BEGIN MATERIAL SHOWN

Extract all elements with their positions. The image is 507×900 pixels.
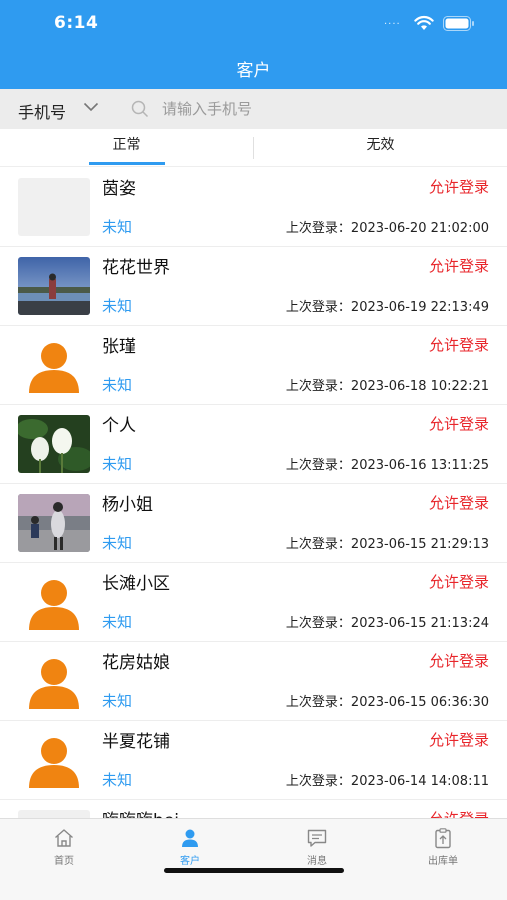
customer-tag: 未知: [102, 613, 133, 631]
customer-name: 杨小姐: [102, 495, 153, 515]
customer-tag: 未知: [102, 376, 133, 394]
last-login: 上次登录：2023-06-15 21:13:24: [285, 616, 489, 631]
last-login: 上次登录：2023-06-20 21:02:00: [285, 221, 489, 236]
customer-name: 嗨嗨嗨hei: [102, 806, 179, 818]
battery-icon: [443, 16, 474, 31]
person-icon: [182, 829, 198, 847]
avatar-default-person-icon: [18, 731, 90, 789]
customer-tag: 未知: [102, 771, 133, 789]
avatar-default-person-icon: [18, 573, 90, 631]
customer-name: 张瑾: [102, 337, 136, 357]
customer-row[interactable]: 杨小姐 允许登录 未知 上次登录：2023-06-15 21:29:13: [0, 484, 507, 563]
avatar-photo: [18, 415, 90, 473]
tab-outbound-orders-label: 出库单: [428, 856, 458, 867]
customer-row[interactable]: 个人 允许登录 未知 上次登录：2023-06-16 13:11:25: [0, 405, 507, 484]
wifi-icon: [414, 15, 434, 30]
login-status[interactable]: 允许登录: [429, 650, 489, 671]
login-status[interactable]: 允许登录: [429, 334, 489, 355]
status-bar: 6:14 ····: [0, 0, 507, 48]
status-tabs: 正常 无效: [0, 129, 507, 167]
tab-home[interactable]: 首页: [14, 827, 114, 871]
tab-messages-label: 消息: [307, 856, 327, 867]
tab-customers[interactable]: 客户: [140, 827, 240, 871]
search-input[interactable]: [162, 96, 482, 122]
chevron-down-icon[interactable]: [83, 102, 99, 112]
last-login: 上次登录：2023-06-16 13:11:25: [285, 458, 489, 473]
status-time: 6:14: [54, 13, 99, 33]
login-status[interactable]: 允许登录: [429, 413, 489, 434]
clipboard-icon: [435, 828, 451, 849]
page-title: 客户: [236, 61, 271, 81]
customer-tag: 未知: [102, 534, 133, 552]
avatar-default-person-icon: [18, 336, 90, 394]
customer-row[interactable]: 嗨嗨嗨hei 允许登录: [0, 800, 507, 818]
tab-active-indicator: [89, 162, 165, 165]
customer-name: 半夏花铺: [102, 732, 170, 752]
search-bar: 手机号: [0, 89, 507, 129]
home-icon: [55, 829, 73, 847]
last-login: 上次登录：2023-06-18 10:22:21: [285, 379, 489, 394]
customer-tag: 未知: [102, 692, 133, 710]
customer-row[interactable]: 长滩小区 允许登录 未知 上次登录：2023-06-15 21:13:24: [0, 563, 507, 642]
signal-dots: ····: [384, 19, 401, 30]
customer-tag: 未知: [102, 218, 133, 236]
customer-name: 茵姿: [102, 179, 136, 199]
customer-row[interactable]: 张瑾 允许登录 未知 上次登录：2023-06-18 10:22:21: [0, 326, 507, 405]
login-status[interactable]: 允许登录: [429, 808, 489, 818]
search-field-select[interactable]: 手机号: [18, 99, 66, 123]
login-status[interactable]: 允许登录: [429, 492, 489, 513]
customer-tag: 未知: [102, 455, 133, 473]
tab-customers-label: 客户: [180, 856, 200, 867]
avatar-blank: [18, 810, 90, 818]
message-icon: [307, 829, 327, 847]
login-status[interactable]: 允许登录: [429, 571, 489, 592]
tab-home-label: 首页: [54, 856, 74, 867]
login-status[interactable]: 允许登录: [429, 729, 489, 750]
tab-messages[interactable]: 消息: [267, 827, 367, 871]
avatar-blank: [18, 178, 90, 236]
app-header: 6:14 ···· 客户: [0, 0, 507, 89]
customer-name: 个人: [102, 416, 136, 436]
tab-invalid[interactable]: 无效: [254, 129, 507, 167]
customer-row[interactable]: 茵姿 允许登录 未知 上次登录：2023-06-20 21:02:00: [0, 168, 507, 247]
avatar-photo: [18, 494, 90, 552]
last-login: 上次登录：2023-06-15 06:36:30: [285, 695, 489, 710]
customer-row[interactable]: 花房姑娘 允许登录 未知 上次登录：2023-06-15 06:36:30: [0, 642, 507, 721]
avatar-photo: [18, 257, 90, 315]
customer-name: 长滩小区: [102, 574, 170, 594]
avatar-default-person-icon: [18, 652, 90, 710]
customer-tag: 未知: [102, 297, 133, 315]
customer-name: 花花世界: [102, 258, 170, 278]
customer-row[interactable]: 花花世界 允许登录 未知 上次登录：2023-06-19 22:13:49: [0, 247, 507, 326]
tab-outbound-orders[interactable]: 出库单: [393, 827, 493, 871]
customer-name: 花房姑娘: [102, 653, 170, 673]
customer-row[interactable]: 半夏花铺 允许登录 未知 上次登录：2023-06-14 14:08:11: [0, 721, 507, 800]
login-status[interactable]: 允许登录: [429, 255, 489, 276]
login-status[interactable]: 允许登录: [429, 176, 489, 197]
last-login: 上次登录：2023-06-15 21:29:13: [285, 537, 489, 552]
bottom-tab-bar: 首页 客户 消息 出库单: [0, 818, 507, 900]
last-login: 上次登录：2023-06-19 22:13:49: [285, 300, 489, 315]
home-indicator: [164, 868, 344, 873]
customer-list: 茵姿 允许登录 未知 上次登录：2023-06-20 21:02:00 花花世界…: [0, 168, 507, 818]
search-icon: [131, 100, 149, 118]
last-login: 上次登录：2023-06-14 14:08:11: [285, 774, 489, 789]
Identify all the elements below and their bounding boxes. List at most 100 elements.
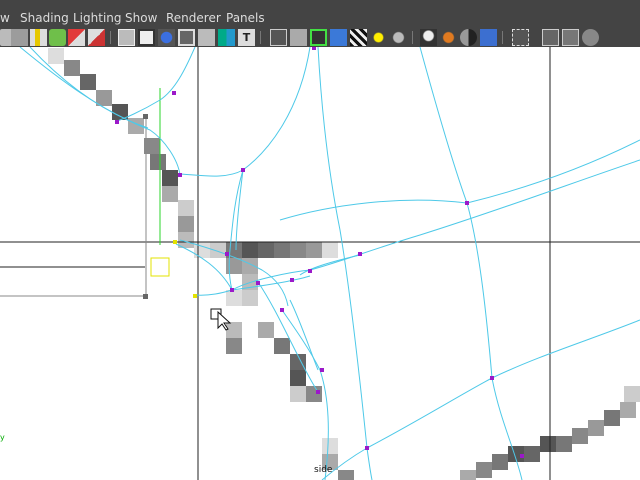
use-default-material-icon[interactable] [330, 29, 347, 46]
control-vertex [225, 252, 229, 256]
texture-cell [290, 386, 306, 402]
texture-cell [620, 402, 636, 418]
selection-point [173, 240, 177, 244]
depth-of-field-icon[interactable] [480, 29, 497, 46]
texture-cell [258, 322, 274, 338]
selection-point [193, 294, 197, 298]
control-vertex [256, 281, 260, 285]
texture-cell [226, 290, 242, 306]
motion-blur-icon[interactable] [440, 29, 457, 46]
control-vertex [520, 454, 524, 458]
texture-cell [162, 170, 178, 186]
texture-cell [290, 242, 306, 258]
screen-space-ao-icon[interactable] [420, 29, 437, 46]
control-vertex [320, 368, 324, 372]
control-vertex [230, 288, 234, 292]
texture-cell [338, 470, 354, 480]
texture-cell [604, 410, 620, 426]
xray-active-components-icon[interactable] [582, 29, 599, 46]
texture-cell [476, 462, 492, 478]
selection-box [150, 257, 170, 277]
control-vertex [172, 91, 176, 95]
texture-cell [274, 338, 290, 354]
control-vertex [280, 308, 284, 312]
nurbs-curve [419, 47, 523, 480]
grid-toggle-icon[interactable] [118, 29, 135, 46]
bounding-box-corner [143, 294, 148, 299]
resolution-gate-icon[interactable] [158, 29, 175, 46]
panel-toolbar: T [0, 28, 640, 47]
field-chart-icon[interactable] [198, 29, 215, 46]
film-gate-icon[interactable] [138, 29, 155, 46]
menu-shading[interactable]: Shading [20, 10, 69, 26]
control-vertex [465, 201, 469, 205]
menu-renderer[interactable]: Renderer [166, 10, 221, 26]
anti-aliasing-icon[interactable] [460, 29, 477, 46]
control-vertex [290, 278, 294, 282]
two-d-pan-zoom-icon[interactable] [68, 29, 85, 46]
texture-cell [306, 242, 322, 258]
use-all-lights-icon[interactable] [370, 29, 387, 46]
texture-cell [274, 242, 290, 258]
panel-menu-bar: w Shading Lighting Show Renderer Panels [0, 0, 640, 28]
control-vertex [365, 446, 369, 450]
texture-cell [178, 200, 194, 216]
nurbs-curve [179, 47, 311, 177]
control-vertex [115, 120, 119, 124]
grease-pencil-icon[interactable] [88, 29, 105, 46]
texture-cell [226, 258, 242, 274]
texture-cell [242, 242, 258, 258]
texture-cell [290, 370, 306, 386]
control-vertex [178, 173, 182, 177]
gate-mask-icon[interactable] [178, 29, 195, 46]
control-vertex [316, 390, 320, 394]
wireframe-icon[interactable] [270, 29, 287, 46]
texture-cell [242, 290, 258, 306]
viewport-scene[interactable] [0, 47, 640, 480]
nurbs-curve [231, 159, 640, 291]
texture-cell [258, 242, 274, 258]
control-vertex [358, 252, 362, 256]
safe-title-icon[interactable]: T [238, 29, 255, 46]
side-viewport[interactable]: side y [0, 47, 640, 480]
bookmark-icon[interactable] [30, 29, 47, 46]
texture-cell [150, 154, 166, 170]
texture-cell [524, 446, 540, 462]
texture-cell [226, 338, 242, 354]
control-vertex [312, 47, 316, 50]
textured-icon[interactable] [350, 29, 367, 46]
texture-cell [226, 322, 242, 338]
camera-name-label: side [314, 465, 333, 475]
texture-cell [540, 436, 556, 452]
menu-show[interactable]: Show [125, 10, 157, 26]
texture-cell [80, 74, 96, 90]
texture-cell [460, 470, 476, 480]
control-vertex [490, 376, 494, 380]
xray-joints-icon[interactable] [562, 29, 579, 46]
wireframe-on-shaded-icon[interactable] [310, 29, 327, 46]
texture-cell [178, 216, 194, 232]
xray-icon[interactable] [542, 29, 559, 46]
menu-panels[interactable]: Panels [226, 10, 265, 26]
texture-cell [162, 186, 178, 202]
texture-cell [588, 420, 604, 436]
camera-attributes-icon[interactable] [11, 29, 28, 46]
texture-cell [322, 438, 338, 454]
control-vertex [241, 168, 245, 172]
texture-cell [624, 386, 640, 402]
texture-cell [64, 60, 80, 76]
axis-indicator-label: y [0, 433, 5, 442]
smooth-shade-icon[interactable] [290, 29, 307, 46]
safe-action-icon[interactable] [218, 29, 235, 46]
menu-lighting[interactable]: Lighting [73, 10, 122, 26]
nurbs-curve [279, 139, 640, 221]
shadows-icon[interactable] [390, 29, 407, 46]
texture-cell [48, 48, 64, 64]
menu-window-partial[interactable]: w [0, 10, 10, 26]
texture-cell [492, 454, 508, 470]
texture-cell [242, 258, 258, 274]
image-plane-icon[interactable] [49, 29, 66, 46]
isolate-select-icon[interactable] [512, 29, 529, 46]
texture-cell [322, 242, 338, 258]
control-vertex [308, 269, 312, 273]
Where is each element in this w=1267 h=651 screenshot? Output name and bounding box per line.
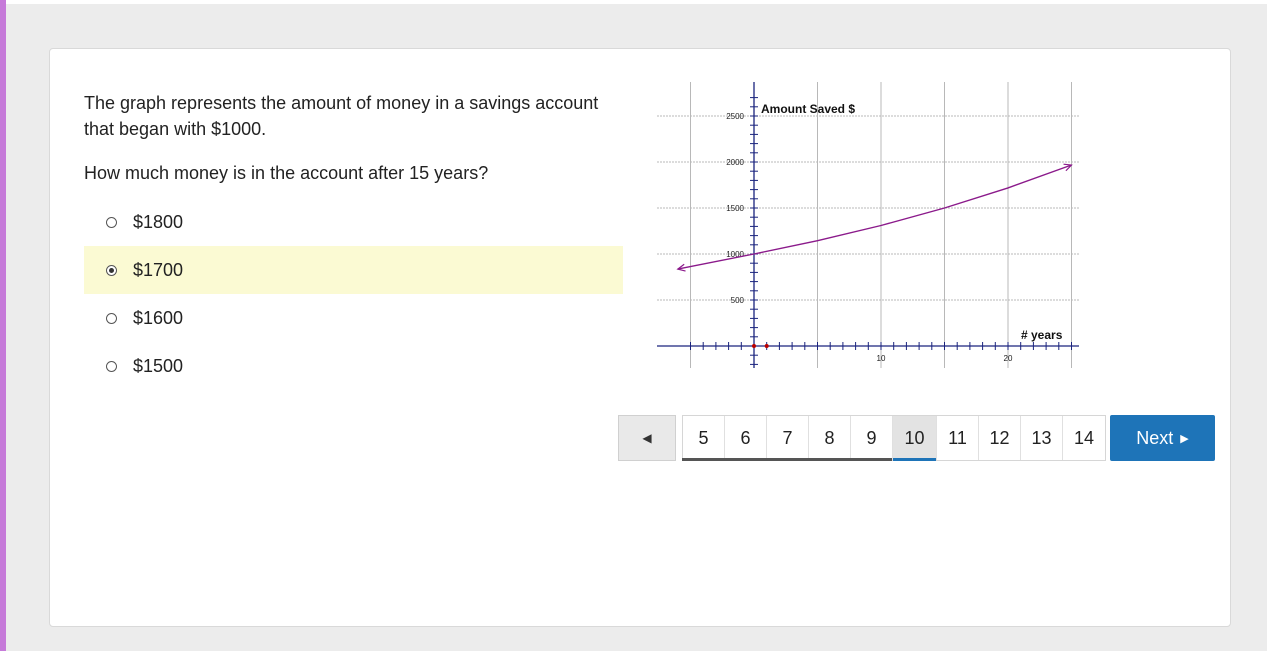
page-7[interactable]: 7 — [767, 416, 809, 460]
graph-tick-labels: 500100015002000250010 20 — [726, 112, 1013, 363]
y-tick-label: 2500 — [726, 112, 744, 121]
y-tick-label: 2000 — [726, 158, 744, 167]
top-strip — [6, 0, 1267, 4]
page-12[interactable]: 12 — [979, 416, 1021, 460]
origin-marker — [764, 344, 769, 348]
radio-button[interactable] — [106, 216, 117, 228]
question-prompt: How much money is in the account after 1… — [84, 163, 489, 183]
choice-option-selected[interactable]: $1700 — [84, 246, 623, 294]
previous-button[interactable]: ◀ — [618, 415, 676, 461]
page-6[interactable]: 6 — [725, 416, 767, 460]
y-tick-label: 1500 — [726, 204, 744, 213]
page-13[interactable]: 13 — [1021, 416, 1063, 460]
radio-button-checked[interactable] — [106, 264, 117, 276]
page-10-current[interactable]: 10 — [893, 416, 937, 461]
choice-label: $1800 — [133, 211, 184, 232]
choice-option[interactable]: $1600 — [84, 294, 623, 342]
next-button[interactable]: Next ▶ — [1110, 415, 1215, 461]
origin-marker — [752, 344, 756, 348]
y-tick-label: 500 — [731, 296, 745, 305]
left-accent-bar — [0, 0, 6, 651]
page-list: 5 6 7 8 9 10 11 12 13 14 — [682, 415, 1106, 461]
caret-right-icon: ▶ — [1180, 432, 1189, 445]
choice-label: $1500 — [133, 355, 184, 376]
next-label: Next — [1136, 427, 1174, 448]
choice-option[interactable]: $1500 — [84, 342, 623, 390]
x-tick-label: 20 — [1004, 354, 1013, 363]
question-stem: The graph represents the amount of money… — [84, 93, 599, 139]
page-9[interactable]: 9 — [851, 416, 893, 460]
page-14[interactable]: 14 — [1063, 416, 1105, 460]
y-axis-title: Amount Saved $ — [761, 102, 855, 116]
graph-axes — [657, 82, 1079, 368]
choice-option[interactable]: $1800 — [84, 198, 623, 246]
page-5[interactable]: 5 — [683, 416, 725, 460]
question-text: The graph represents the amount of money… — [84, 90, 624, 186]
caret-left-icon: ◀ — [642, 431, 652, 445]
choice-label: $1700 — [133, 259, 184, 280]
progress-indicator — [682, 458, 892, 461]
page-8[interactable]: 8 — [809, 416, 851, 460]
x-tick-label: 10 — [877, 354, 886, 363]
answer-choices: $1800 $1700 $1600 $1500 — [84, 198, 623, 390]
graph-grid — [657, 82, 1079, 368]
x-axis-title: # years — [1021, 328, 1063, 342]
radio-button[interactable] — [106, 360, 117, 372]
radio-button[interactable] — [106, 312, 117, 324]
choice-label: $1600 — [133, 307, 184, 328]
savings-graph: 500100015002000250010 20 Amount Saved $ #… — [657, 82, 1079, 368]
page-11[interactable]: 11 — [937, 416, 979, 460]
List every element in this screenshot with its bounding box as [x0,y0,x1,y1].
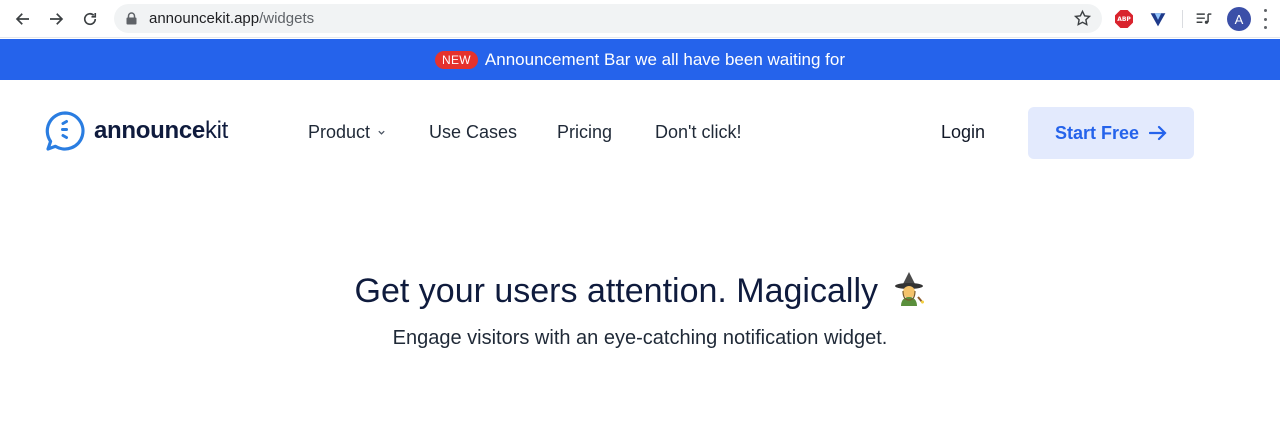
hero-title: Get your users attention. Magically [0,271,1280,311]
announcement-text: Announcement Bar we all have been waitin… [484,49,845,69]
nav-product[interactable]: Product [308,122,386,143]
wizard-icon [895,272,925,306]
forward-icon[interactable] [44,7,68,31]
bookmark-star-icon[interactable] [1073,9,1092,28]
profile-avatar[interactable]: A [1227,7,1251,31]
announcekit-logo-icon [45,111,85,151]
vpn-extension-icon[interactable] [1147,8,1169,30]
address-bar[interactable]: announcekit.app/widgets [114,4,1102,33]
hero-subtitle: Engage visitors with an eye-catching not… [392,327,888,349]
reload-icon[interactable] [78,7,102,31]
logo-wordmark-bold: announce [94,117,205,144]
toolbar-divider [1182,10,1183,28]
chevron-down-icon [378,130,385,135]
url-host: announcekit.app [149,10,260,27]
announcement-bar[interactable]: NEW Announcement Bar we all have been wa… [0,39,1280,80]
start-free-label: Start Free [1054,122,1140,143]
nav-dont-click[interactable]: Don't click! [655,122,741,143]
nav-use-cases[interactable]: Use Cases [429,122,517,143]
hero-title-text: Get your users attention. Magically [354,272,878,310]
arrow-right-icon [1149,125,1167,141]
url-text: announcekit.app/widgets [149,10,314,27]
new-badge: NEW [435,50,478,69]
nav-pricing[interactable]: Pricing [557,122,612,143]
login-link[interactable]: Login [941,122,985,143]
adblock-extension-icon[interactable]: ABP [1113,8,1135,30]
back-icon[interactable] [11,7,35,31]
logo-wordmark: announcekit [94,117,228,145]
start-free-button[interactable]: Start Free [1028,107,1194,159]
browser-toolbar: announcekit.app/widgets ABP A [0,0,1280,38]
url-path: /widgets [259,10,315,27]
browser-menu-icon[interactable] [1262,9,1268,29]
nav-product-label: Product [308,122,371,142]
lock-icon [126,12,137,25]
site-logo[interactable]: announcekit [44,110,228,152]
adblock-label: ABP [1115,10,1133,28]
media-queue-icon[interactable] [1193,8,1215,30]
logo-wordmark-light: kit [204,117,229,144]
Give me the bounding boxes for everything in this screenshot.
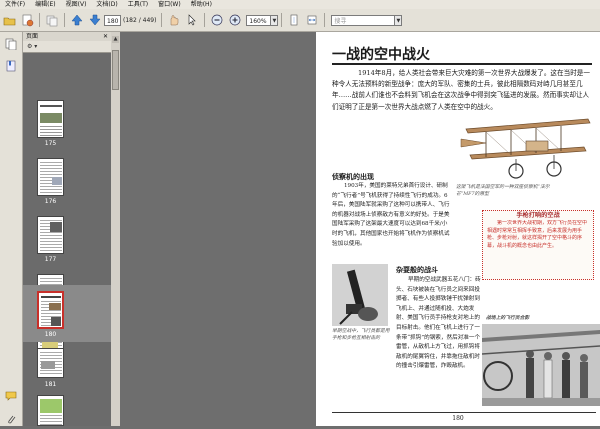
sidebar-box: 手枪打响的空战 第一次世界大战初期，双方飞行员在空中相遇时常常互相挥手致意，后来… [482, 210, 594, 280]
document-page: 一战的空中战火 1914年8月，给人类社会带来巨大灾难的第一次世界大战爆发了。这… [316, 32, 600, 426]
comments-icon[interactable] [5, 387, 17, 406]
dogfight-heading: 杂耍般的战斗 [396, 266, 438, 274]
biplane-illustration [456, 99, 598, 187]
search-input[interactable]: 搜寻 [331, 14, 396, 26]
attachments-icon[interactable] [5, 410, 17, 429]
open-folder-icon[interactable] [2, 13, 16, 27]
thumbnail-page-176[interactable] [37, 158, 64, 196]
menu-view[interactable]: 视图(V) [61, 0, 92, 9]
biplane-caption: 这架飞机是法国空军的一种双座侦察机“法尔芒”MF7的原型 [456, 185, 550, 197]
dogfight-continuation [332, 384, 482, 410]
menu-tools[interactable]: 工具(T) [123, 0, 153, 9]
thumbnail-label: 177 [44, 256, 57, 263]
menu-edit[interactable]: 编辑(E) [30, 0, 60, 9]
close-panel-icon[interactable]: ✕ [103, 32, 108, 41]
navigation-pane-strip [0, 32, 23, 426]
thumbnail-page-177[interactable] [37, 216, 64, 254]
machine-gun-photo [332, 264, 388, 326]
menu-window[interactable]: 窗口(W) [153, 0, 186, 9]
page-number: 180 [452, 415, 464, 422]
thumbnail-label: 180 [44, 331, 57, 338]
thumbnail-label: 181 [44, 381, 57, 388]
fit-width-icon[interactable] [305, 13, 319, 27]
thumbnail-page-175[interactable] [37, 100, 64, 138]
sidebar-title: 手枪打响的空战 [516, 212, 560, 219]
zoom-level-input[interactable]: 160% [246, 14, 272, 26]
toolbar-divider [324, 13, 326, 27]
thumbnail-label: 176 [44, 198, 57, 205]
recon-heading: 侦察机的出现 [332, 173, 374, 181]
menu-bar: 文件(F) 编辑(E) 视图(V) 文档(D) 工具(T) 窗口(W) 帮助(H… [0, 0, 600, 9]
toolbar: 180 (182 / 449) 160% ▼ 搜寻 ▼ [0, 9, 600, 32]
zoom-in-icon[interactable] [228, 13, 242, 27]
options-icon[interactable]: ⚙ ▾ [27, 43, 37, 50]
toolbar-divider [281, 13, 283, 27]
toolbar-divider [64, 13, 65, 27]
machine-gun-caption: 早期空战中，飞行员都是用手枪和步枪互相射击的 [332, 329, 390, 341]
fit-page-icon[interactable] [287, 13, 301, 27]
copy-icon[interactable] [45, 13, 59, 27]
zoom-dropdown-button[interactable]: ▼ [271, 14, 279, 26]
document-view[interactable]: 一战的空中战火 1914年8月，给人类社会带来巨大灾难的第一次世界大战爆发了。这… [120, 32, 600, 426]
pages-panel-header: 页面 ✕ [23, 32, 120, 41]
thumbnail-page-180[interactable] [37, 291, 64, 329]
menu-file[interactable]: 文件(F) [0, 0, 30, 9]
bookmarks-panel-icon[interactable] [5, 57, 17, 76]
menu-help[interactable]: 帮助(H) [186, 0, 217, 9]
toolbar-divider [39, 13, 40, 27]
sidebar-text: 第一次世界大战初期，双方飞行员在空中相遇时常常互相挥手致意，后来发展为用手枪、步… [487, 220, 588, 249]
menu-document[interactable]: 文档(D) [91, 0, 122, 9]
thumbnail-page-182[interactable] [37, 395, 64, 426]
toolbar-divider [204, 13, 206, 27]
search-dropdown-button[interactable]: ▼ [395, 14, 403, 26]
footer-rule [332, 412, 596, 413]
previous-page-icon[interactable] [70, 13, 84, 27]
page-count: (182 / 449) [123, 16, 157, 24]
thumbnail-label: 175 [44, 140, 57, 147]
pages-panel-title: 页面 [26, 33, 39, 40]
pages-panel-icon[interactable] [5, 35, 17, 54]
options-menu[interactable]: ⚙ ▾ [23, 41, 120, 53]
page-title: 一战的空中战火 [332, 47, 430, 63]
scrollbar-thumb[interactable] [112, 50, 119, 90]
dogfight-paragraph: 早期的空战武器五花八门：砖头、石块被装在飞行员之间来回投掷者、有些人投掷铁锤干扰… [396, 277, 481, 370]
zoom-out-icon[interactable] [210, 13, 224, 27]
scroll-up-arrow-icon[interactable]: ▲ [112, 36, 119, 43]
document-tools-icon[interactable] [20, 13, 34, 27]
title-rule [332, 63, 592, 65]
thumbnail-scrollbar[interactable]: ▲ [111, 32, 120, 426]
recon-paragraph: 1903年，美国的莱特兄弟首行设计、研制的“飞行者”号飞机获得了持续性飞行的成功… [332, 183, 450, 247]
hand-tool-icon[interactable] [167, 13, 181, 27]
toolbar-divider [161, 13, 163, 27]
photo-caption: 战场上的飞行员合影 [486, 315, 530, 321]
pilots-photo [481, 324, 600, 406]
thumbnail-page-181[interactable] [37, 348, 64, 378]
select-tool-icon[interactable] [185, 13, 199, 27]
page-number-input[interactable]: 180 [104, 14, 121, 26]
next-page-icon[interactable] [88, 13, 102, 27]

END MATERIAL SHOWN

Reproduce word for word the stretch of entries from the line containing "customer-tag: 未知: [102, 613, 133, 631]" through the line containing "customer-tag: 未知: [102, 218, 133, 236]", with both of those lines included.

customer-tag: 未知: [102, 613, 133, 631]
customer-name: 杨小姐: [102, 495, 153, 515]
customer-tag: 未知: [102, 376, 133, 394]
last-login: 上次登录：2023-06-15 21:13:24: [285, 616, 489, 631]
last-login: 上次登录：2023-06-20 21:02:00: [285, 221, 489, 236]
customer-name: 嗨嗨嗨hei: [102, 806, 179, 818]
battery-icon: [443, 16, 474, 31]
person-icon: [182, 829, 198, 847]
avatar-default-person-icon: [18, 731, 90, 789]
customer-tag: 未知: [102, 771, 133, 789]
avatar-default-person-icon: [18, 573, 90, 631]
customer-name: 张瑾: [102, 337, 136, 357]
customer-row[interactable]: 杨小姐 允许登录 未知 上次登录：2023-06-15 21:29:13: [0, 484, 507, 563]
avatar-photo: [18, 415, 90, 473]
tab-outbound-orders-label: 出库单: [428, 856, 458, 867]
customer-row[interactable]: 个人 允许登录 未知 上次登录：2023-06-16 13:11:25: [0, 405, 507, 484]
wifi-icon: [414, 15, 434, 30]
login-status[interactable]: 允许登录: [429, 650, 489, 671]
login-status[interactable]: 允许登录: [429, 334, 489, 355]
status-bar: 6:14 ····: [0, 0, 507, 48]
status-tabs: 正常 无效: [0, 129, 507, 167]
tab-home[interactable]: 首页: [14, 827, 114, 871]
tab-messages-label: 消息: [307, 856, 327, 867]
tab-customers[interactable]: 客户: [140, 827, 240, 871]
search-input[interactable]: [162, 96, 482, 122]
chevron-down-icon[interactable]: [83, 102, 99, 112]
last-login: 上次登录：2023-06-16 13:11:25: [285, 458, 489, 473]
status-time: 6:14: [54, 13, 99, 33]
login-status[interactable]: 允许登录: [429, 413, 489, 434]
clipboard-icon: [435, 828, 451, 849]
page-title: 客户: [236, 61, 271, 81]
customer-tag: 未知: [102, 534, 133, 552]
avatar-default-person-icon: [18, 336, 90, 394]
customer-row[interactable]: 嗨嗨嗨hei 允许登录: [0, 800, 507, 818]
tab-active-indicator: [89, 162, 165, 165]
customer-name: 半夏花铺: [102, 732, 170, 752]
search-bar: 手机号: [0, 89, 507, 129]
home-icon: [55, 829, 73, 847]
last-login: 上次登录：2023-06-18 10:22:21: [285, 379, 489, 394]
customer-tag: 未知: [102, 692, 133, 710]
customer-row[interactable]: 长滩小区 允许登录 未知 上次登录：2023-06-15 21:13:24: [0, 563, 507, 642]
signal-dots: ····: [384, 19, 401, 30]
customer-tag: 未知: [102, 218, 133, 236]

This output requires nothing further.